Each line that holds the string "should" counts once; say how many such lines there are and add nothing.

>> start

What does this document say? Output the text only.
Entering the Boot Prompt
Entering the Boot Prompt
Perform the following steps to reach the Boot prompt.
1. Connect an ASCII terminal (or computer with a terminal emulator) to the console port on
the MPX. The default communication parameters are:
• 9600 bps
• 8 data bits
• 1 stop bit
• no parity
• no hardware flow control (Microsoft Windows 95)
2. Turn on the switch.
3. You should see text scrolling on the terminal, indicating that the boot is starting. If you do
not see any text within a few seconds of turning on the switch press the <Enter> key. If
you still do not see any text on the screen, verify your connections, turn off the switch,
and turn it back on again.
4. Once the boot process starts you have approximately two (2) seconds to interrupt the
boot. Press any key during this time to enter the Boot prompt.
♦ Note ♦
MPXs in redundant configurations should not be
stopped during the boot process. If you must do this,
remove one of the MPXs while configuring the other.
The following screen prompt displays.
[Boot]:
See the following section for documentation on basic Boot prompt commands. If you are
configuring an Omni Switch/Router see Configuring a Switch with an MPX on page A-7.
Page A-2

>> end
>> start

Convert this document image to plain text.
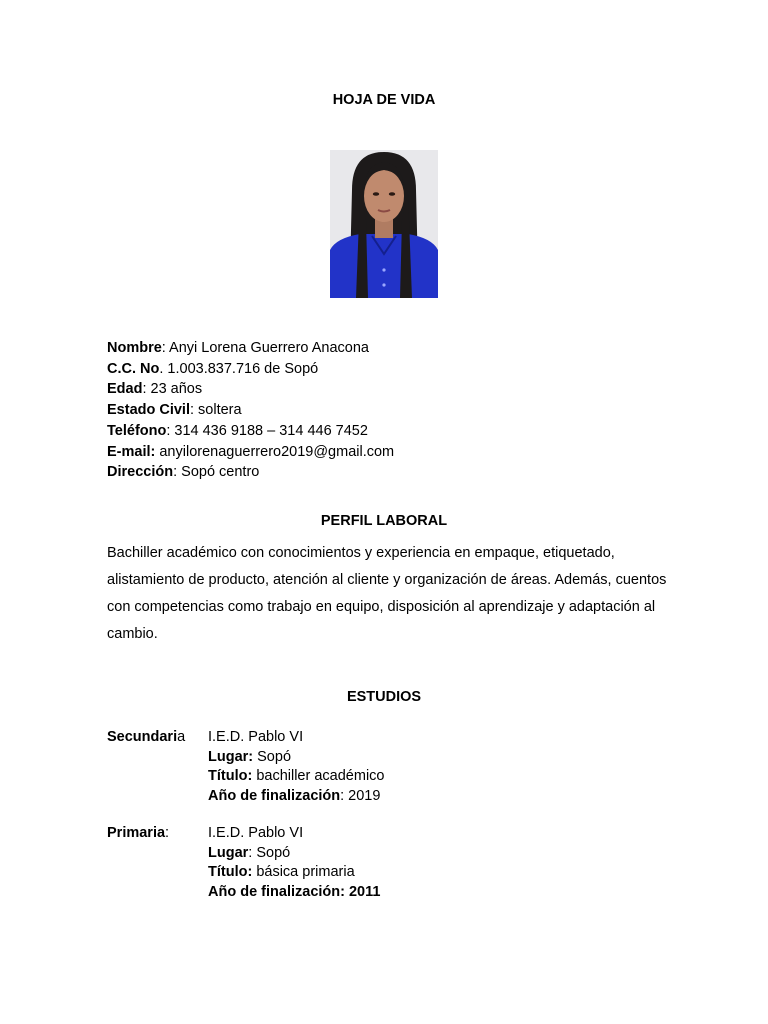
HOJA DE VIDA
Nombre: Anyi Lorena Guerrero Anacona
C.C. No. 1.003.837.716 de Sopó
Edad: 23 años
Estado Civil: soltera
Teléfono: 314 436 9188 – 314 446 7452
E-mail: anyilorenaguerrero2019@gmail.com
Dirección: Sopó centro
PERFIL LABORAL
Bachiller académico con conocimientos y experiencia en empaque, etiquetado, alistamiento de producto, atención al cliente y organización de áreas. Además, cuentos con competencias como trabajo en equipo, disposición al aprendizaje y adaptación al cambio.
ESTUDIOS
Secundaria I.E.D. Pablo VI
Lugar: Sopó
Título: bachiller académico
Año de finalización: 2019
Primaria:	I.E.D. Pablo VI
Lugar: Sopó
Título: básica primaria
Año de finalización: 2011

>> end

-- FINISHED TASK --
2